Source material ->
:::
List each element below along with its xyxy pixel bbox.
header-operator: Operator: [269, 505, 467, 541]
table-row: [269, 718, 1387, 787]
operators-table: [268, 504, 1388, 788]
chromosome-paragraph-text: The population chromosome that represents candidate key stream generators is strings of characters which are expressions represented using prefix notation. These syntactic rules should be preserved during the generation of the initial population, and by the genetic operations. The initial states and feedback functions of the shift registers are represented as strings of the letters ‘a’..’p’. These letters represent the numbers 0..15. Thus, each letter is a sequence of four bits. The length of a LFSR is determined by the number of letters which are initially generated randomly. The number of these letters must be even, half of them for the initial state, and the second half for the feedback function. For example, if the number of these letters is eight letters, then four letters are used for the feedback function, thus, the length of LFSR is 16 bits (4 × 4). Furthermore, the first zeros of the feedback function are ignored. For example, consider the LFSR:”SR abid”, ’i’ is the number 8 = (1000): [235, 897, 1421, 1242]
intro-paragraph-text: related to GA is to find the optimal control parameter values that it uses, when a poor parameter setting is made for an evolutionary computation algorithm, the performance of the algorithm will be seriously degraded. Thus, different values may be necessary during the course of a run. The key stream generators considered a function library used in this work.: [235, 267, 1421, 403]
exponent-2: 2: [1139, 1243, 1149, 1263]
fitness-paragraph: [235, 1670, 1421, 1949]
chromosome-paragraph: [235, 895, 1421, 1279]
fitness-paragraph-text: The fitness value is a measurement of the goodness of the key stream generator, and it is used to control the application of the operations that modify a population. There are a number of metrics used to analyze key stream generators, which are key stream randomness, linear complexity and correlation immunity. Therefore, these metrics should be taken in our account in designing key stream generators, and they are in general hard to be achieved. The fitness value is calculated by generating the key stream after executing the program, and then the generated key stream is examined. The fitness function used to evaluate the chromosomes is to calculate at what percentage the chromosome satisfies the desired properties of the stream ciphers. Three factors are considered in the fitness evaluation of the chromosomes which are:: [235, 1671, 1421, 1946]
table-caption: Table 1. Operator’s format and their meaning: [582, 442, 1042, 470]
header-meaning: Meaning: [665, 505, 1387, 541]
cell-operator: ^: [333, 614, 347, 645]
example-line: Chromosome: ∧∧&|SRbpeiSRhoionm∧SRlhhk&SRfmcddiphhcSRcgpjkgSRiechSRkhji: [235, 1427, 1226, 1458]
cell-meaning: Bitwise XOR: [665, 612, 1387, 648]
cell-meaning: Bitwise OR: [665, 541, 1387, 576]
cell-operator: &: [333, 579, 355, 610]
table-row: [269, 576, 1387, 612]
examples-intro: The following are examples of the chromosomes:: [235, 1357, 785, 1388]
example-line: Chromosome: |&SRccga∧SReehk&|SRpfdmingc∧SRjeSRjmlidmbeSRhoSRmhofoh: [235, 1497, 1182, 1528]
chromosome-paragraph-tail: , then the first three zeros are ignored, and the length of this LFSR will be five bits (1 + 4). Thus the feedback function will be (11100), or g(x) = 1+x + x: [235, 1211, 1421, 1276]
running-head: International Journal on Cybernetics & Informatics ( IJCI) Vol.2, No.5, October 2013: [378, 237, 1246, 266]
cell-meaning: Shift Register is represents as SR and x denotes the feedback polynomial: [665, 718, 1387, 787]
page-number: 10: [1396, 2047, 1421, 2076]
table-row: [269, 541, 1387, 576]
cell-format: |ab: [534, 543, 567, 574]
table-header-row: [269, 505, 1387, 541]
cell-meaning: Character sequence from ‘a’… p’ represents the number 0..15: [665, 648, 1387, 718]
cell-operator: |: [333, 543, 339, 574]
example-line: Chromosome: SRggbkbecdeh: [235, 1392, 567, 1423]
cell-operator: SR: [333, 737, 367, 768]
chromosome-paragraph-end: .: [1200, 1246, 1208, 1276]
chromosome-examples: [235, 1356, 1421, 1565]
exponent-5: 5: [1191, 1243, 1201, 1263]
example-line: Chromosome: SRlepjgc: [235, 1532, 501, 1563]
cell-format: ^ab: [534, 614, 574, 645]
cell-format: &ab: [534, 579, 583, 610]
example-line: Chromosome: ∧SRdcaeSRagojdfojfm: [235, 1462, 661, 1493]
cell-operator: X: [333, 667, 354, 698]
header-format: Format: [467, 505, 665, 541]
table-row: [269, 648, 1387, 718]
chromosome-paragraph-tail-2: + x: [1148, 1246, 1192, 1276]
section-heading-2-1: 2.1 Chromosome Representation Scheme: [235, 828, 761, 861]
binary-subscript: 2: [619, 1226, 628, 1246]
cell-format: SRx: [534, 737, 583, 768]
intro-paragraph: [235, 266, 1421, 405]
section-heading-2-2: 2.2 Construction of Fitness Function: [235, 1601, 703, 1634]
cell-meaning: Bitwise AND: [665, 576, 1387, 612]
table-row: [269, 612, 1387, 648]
:::
To do -> Turn the items, starting at the first line and ending at the line that contains "operators-table: [268, 504, 1388, 788]", into a Markdown table with the columns Row and Line text. Number the rows and leave out any blank lines.

Response to this task ->
| Row | Line text |
|---|---|
| 1 | List each element below along with its xyxy pixel bbox. |
| 2 | header-operator: Operator: [269, 505, 467, 541] |
| 3 | table-row: [269, 718, 1387, 787] |
| 4 | operators-table: [268, 504, 1388, 788] |